Records from a collection:

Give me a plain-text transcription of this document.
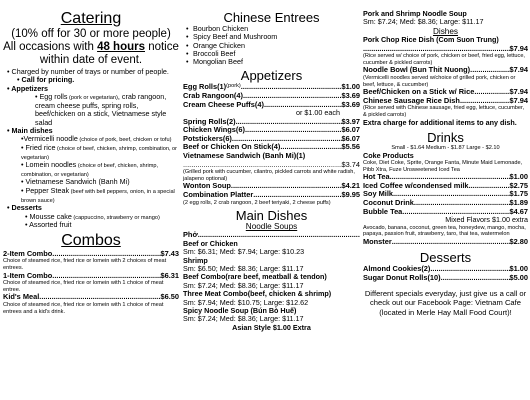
Catering
(10% off for 30 or more people)
All occasions with 48 hours notice within date of event.
• Charged by number of trays or number of people.
• Call for pricing.
• Appetizers
• Egg rolls (pork or vegetarian), crab rangoon, cream cheese puffs, spring rolls, beef/chicken on a stick, Vietnamese style salad
• Main dishes
•Vermicelli noodle (choice of pork, beef, chicken or tofu)
• Fried rice (choice of beef, chicken, shrimp, combination, or vegetarian)
• Lomein noodles (choice of beef, chicken, shrimp, combination, or vegetarian)
• Vietnamese Sandwich (Banh Mi)
• Pepper Steak (beef with bell peppers, onion, in a special brown sauce)
• Desserts
• Mousse cake (cappuccino, strawberry or mango)
• Assorted fruit
Combos
2-Item Combo .....	$7.43
Choice of steamed rice, fried rice or lomein with 2 choices of meat entrees.
1-Item Combo .....	$6.31
Choice of steamed rice, fried rice or lomein with 1 choice of meat entree.
Kid's Meal .....	$6.50
Choice of steamed rice, fried rice or lomein with 1 choice of meat entrees and a kid's drink.
Chinese Entrees
• Bourbon Chicken
• Spicy Beef and Mushroom
• Orange Chicken
• Broccoli Beef
• Mongolian Beef
Appetizers
Egg Rolls (1) (pork) .....	$1.00
Crab Rangoon (4) .....	$3.69
Cream Cheese Puffs (4) .....	$3.69
or $1.00 each
Spring Rolls (2) .....	$3.97
Chicken Wings (6) .....	$6.07
Potstickers (6) .....	$6.07
Beef or Chicken On Stick (4) .....	$5.56
Vietnamese Sandwich (Banh Mi) (1)
.....
$3.74
(Grilled pork with cucumber, cilantro, pickled carrots and white radish, jalapeno optional)
Wonton Soup .....	$4.21
Combination Platter .....	$9.95
(2 egg rolls, 2 crab rangoon, 2 beef teriyaki, 2 cheese puffs)
Main Dishes
Noodle Soups
Phở
.....
Beef or Chicken
Sm: $6.31; Med: $7.94; Large: $10.23
Shrimp
Sm: $6.50; Med: $8.36; Large: $11.17
Beef Combo(rare beef, meatball & tendon)
Sm: $7.24; Med: $8.36; Large: $11.17
Three Meat Combo(beef, chicken & shrimp)
Sm: $7.94; Med: $10.75; Large: $12.62
Spicy Noodle Soup (Bún Bò Huế)
Sm: $7.24; Med: $8.36; Large: $11.17
Asian Style $1.00 Extra
Pork and Shrimp Noodle Soup
Sm: $7.24; Med: $8.36; Large: $11.17
Dishes
Pork Chop Rice Dish (Com Suon Trung)
.....
$7.94
(Rice served w/ choice of pork, chicken or beef, fried egg, lettuce, cucumber & pickled carrots)
Noodle Bowl (Bun Thit Nuong) .....	$7.94
(Vermicelli noodles served w/choice of grilled pork, chicken or beef, lettuce, & cucumber)
Beef/Chicken on a Stick w/ Rice .....	$7.94
Chinese Sausage Rice Dish .....	$7.94
(Rice served with Chinese sausage, fried egg, lettuce, cucumber, & pickled carrots)
Extra charge for additional items to any dish.
Drinks
Small - $1.64 Medium - $1.87 Large - $2.10
Coke Products
Coke, Diet Coke, Sprite, Orange Fanta, Minute Maid Lemonade, Pibb Xtra, Fuze Unsweetened Iced Tea
Hot Tea .....	$1.00
Iced Coffee w/condensed milk .....	$2.75
Soy Milk .....	$1.75
Coconut Drink .....	$1.89
Bubble Tea .....	$4.67
Mixed Flavors $1.00 extra
Avocado, banana, coconut, green tea, honeydew, mango, mocha, papaya, passion fruit, strawberry, taro, thai tea, watermelon
Monster .....	$2.80
Desserts
Almond Cookies (2) .....	$1.00
Sugar Donut Rolls (10) .....	$5.00
Different specials everyday, just give us a call or check out our Facebook Page: Vietnam Cafe (located in Merle Hay Mall Food Court)!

Goal of the exercise: Can the entries above be repeated exactly, without their pictures?

Expected output:
Give me a plain-text transcription of this document.
Catering
(10% off for 30 or more people)
All occasions with 48 hours notice within date of event.
• Charged by number of trays or number of people.
• Call for pricing.
• Appetizers
• Egg rolls (pork or vegetarian), crab rangoon, cream cheese puffs, spring rolls, beef/chicken on a stick, Vietnamese style salad
• Main dishes
•Vermicelli noodle (choice of pork, beef, chicken or tofu)
• Fried rice (choice of beef, chicken, shrimp, combination, or vegetarian)
• Lomein noodles (choice of beef, chicken, shrimp, combination, or vegetarian)
• Vietnamese Sandwich (Banh Mi)
• Pepper Steak (beef with bell peppers, onion, in a special brown sauce)
• Desserts
• Mousse cake (cappuccino, strawberry or mango)
• Assorted fruit
Combos
2-Item Combo .....	$7.43
Choice of steamed rice, fried rice or lomein with 2 choices of meat entrees.
1-Item Combo .....	$6.31
Choice of steamed rice, fried rice or lomein with 1 choice of meat entree.
Kid's Meal .....	$6.50
Choice of steamed rice, fried rice or lomein with 1 choice of meat entrees and a kid's drink.
Chinese Entrees
• Bourbon Chicken
• Spicy Beef and Mushroom
• Orange Chicken
• Broccoli Beef
• Mongolian Beef
Appetizers
Egg Rolls (1) (pork) .....	$1.00
Crab Rangoon (4) .....	$3.69
Cream Cheese Puffs (4) .....	$3.69
or $1.00 each
Spring Rolls (2) .....	$3.97
Chicken Wings (6) .....	$6.07
Potstickers (6) .....	$6.07
Beef or Chicken On Stick (4) .....	$5.56
Vietnamese Sandwich (Banh Mi) (1)
.....
$3.74
(Grilled pork with cucumber, cilantro, pickled carrots and white radish, jalapeno optional)
Wonton Soup .....	$4.21
Combination Platter .....	$9.95
(2 egg rolls, 2 crab rangoon, 2 beef teriyaki, 2 cheese puffs)
Main Dishes
Noodle Soups
Phở
.....
Beef or Chicken
Sm: $6.31; Med: $7.94; Large: $10.23
Shrimp
Sm: $6.50; Med: $8.36; Large: $11.17
Beef Combo(rare beef, meatball & tendon)
Sm: $7.24; Med: $8.36; Large: $11.17
Three Meat Combo(beef, chicken & shrimp)
Sm: $7.94; Med: $10.75; Large: $12.62
Spicy Noodle Soup (Bún Bò Huế)
Sm: $7.24; Med: $8.36; Large: $11.17
Asian Style $1.00 Extra
Pork and Shrimp Noodle Soup
Sm: $7.24; Med: $8.36; Large: $11.17
Dishes
Pork Chop Rice Dish (Com Suon Trung)
.....
$7.94
(Rice served w/ choice of pork, chicken or beef, fried egg, lettuce, cucumber & pickled carrots)
Noodle Bowl (Bun Thit Nuong) .....	$7.94
(Vermicelli noodles served w/choice of grilled pork, chicken or beef, lettuce, & cucumber)
Beef/Chicken on a Stick w/ Rice .....	$7.94
Chinese Sausage Rice Dish .....	$7.94
(Rice served with Chinese sausage, fried egg, lettuce, cucumber, & pickled carrots)
Extra charge for additional items to any dish.
Drinks
Small - $1.64 Medium - $1.87 Large - $2.10
Coke Products
Coke, Diet Coke, Sprite, Orange Fanta, Minute Maid Lemonade, Pibb Xtra, Fuze Unsweetened Iced Tea
Hot Tea .....	$1.00
Iced Coffee w/condensed milk .....	$2.75
Soy Milk .....	$1.75
Coconut Drink .....	$1.89
Bubble Tea .....	$4.67
Mixed Flavors $1.00 extra
Avocado, banana, coconut, green tea, honeydew, mango, mocha, papaya, passion fruit, strawberry, taro, thai tea, watermelon
Monster .....	$2.80
Desserts
Almond Cookies (2) .....	$1.00
Sugar Donut Rolls (10) .....	$5.00
Different specials everyday, just give us a call or check out our Facebook Page: Vietnam Cafe (located in Merle Hay Mall Food Court)!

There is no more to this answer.